TASK REQUIREMENTS:
Drop all images and give the records again exactly.

(Extracted data entries)

(begin)

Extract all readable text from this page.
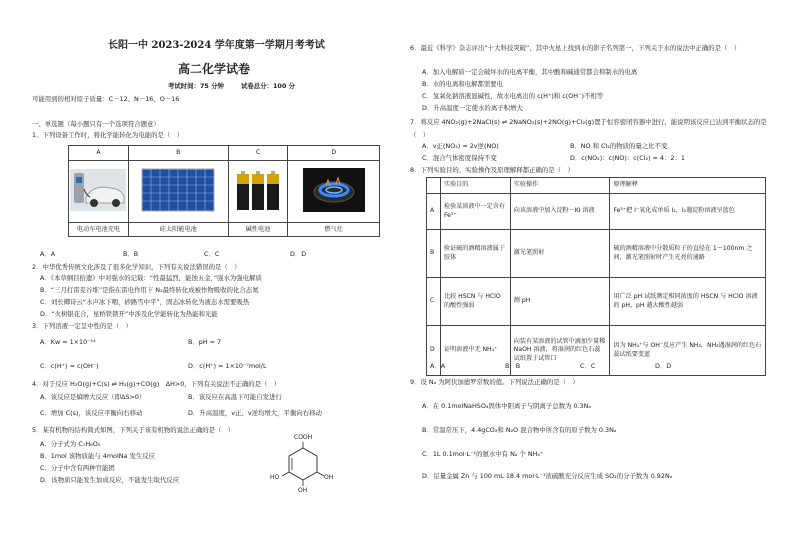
长阳一中 2023-2024 学年度第一学期月考考试
高二化学试卷
考试时间：75 分钟	试卷总分：100 分
可能用到的相对原子质量：C－12、N－16、O－16
一、单选题（每小题只有一个选项符合题意）
1．下列设备工作时，将化学能转化为电能的是（　）
A	B	C	D

电动车电池充电	硅太阳能电池	碱性电池	燃气灶
A．A	B．B	C．C	D．D
2．中华优秀传统文化涉及了很多化学知识，下列有关说法错误的是（　）
A．《本草纲目拾遗》中对强水的记载：“性最猛烈，能蚀五金，”强水为强电解质
B．“三月打雷麦谷堆”是指在雷电作用下 N₂最终转化成被作物吸收的化合态氮
C．刘长卿诗云“水声冰下咽，砂路雪中平”，固态冰转化为液态水需要吸热
D．“火树银花合，星桥铁锁开”中涉及化学能转化为热能和光能
3．下列溶液一定呈中性的是（　）
A．Kw = 1×10⁻¹⁴	B．pH = 7
C．c(H⁺) = c(OH⁻)	D．c(H⁺) = 1×10⁻⁷mol/L
4．对于反应 H₂O(g)+C(s) ⇌ H₂(g)+CO(g)　ΔH>0，下列有关说法不正确的是（　）
A．该反应是熵增大反应（即ΔS>0）	B．该反应在高温下可能自发进行
C．增加 C(s)，该反应平衡向右移动	D．升高温度，v正、v逆均增大，平衡向右移动
5．某有机物的结构简式如图，下列关于该有机物的说法正确的是（　）
A．分子式为 C₇H₈O₅
B．1mol 该物质能与 4molNa 发生反应
C．分子中含有两种官能团
D．该物质只能发生加成反应，不能发生取代反应
COOH
HO
OH
OH
6．最近《科学》杂志评出“十大科技突破”，其中火星上找到水的影子名列第一，下列关于水的说法中正确的是（　）
A．加入电解质一定会破坏水的电离平衡，其中酸和碱通常都会抑制水的电离
B．水的电离和电解都需要电
C．氢氧化钠溶液显碱性，故水电离出的 c(H⁺)和 c(OH⁻)不相等
D．升高温度一定使水的离子积增大
7．将反应 4NO₂(g)+2NaCl(s) ⇌ 2NaNO₃(s)+2NO(g)+Cl₂(g)置于恒容密闭容器中进行，能说明该反应已达到平衡状态的是（　）
A．v正(NO₂) = 2v逆(NO)	B．NO 和 Cl₂的物质的量之比不变
C．混合气体密度保持不变	D．c(NO₂)：c(NO)：c(Cl₂) = 4：2：1
8．下列实验目的、实验操作及原理解释都正确的是（　）
	实验目的	实验操作	原理解释
A	检验某溶液中一定含有 Fe³⁺	向该溶液中加入淀粉－KI 溶液	Fe³⁺把 I⁻氧化成单质 I₂，I₂遇淀粉溶液呈蓝色
B	验证硫的酒精溶液属于胶体	激光笔照射	硫的酒精溶液中分散质粒子的直径在 1～100nm 之间，激光笔照射时产生光亮的通路
C	比较 HSCN 与 HClO 的酸性强弱	测 pH	用广泛 pH 试纸测定相同浓度的 HSCN 与 HClO 溶液的 pH，pH 越大酸性越弱
D	证明溶液中无 NH₄⁺	向装有某溶液的试管中滴加少量稀 NaOH 溶液，将湿润的红色石蕊试纸置于试管口	因为 NH₄⁺与 OH⁻反应产生 NH₃，NH₃遇湿润的红色石蕊试纸要变蓝
A．A	B．B	C．C	D．D
9．设 Nₐ 为阿伏加德罗常数的值。下列说法正确的是（　）
A．在 0.1molNaHSO₄固体中阳离子与阴离子总数为 0.3Nₐ
B．常温常压下，4.4gCO₂和 N₂O 混合物中所含有的原子数为 0.3Nₐ
C．1L 0.1mol·L⁻¹的氨水中有 Nₐ 个 NH₄⁺
D．足量金属 Zn 与 100 mL 18.4 mol·L⁻¹浓硫酸充分反应生成 SO₂的分子数为 0.92Nₐ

(end)

SOLUTION FOR THIS TASK:
Extract all readable text from this page.
长阳一中 2023-2024 学年度第一学期月考考试
高二化学试卷
考试时间：75 分钟	试卷总分：100 分
可能用到的相对原子质量：C－12、N－16、O－16
一、单选题（每小题只有一个选项符合题意）
1．下列设备工作时，将化学能转化为电能的是（　）
A	B	C	D

电动车电池充电	硅太阳能电池	碱性电池	燃气灶
A．A	B．B	C．C	D．D
2．中华优秀传统文化涉及了很多化学知识，下列有关说法错误的是（　）
A．《本草纲目拾遗》中对强水的记载：“性最猛烈，能蚀五金，”强水为强电解质
B．“三月打雷麦谷堆”是指在雷电作用下 N₂最终转化成被作物吸收的化合态氮
C．刘长卿诗云“水声冰下咽，砂路雪中平”，固态冰转化为液态水需要吸热
D．“火树银花合，星桥铁锁开”中涉及化学能转化为热能和光能
3．下列溶液一定呈中性的是（　）
A．Kw = 1×10⁻¹⁴	B．pH = 7
C．c(H⁺) = c(OH⁻)	D．c(H⁺) = 1×10⁻⁷mol/L
4．对于反应 H₂O(g)+C(s) ⇌ H₂(g)+CO(g)　ΔH>0，下列有关说法不正确的是（　）
A．该反应是熵增大反应（即ΔS>0）	B．该反应在高温下可能自发进行
C．增加 C(s)，该反应平衡向右移动	D．升高温度，v正、v逆均增大，平衡向右移动
5．某有机物的结构简式如图，下列关于该有机物的说法正确的是（　）
A．分子式为 C₇H₈O₅
B．1mol 该物质能与 4molNa 发生反应
C．分子中含有两种官能团
D．该物质只能发生加成反应，不能发生取代反应
COOH
HO
OH
OH
6．最近《科学》杂志评出“十大科技突破”，其中火星上找到水的影子名列第一，下列关于水的说法中正确的是（　）
A．加入电解质一定会破坏水的电离平衡，其中酸和碱通常都会抑制水的电离
B．水的电离和电解都需要电
C．氢氧化钠溶液显碱性，故水电离出的 c(H⁺)和 c(OH⁻)不相等
D．升高温度一定使水的离子积增大
7．将反应 4NO₂(g)+2NaCl(s) ⇌ 2NaNO₃(s)+2NO(g)+Cl₂(g)置于恒容密闭容器中进行，能说明该反应已达到平衡状态的是（　）
A．v正(NO₂) = 2v逆(NO)	B．NO 和 Cl₂的物质的量之比不变
C．混合气体密度保持不变	D．c(NO₂)：c(NO)：c(Cl₂) = 4：2：1
8．下列实验目的、实验操作及原理解释都正确的是（　）
	实验目的	实验操作	原理解释
A	检验某溶液中一定含有 Fe³⁺	向该溶液中加入淀粉－KI 溶液	Fe³⁺把 I⁻氧化成单质 I₂，I₂遇淀粉溶液呈蓝色
B	验证硫的酒精溶液属于胶体	激光笔照射	硫的酒精溶液中分散质粒子的直径在 1～100nm 之间，激光笔照射时产生光亮的通路
C	比较 HSCN 与 HClO 的酸性强弱	测 pH	用广泛 pH 试纸测定相同浓度的 HSCN 与 HClO 溶液的 pH，pH 越大酸性越弱
D	证明溶液中无 NH₄⁺	向装有某溶液的试管中滴加少量稀 NaOH 溶液，将湿润的红色石蕊试纸置于试管口	因为 NH₄⁺与 OH⁻反应产生 NH₃，NH₃遇湿润的红色石蕊试纸要变蓝
A．A	B．B	C．C	D．D
9．设 Nₐ 为阿伏加德罗常数的值。下列说法正确的是（　）
A．在 0.1molNaHSO₄固体中阳离子与阴离子总数为 0.3Nₐ
B．常温常压下，4.4gCO₂和 N₂O 混合物中所含有的原子数为 0.3Nₐ
C．1L 0.1mol·L⁻¹的氨水中有 Nₐ 个 NH₄⁺
D．足量金属 Zn 与 100 mL 18.4 mol·L⁻¹浓硫酸充分反应生成 SO₂的分子数为 0.92Nₐ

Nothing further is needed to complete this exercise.